State only how many lines below include the string "Insgesamt".
-- -- --
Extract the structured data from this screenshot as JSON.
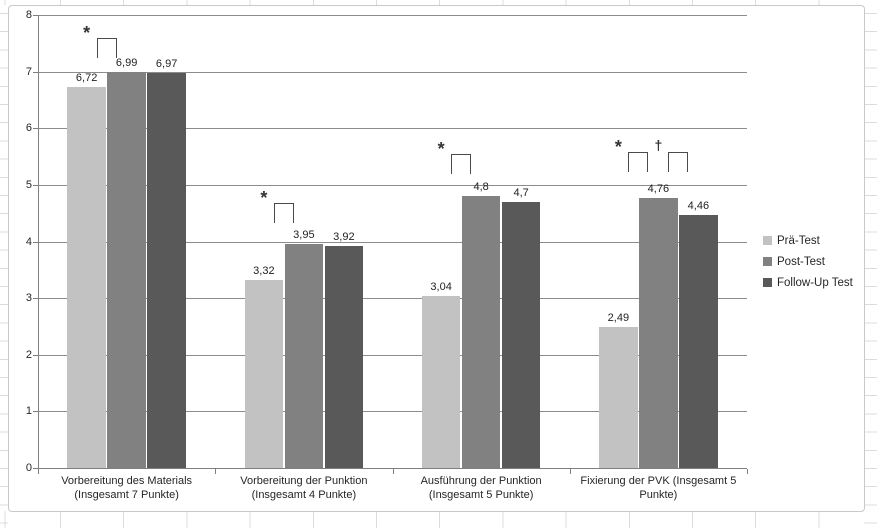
{
  "chart_data": {
    "type": "bar",
    "title": "",
    "categories": [
      [
        "Vorbereitung des Materials",
        "(Insgesamt 7 Punkte)"
      ],
      [
        "Vorbereitung der Punktion",
        "(Insgesamt 4 Punkte)"
      ],
      [
        "Ausführung der Punktion",
        "(Insgesamt 5 Punkte)"
      ],
      [
        "Fixierung der PVK (Insgesamt 5",
        "Punkte)"
      ]
    ],
    "series": [
      {
        "name": "Prä-Test",
        "color": "#c2c2c2",
        "values": [
          6.72,
          3.32,
          3.04,
          2.49
        ],
        "labels": [
          "6,72",
          "3,32",
          "3,04",
          "2,49"
        ]
      },
      {
        "name": "Post-Test",
        "color": "#818181",
        "values": [
          6.99,
          3.95,
          4.8,
          4.76
        ],
        "labels": [
          "6,99",
          "3,95",
          "4,8",
          "4,76"
        ]
      },
      {
        "name": "Follow-Up Test",
        "color": "#595959",
        "values": [
          6.97,
          3.92,
          4.7,
          4.46
        ],
        "labels": [
          "6,97",
          "3,92",
          "4,7",
          "4,46"
        ]
      }
    ],
    "y_axis": {
      "min": 0,
      "max": 8,
      "step": 1,
      "tick_labels": [
        "0",
        "1",
        "2",
        "3",
        "4",
        "5",
        "6",
        "7",
        "8"
      ]
    },
    "legend": {
      "position": "right",
      "entries": [
        "Prä-Test",
        "Post-Test",
        "Follow-Up Test"
      ]
    },
    "grid": true,
    "annotations": [
      {
        "group": 0,
        "between": [
          0,
          1
        ],
        "symbol": "*",
        "top_value": 7.6
      },
      {
        "group": 1,
        "between": [
          0,
          1
        ],
        "symbol": "*",
        "top_value": 4.68
      },
      {
        "group": 2,
        "between": [
          0,
          1
        ],
        "symbol": "*",
        "top_value": 5.55
      },
      {
        "group": 3,
        "between": [
          0,
          1
        ],
        "symbol": "*",
        "top_value": 5.58
      },
      {
        "group": 3,
        "between": [
          1,
          2
        ],
        "symbol": "†",
        "top_value": 5.58
      }
    ],
    "styles": {
      "gridline_color": "#8c8c8c",
      "axis_color": "#7f7f7f",
      "annotation_color": "#4a4a4a",
      "text_color": "#262626"
    }
  }
}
-- -- --
RESPONSE TO THE TASK.
4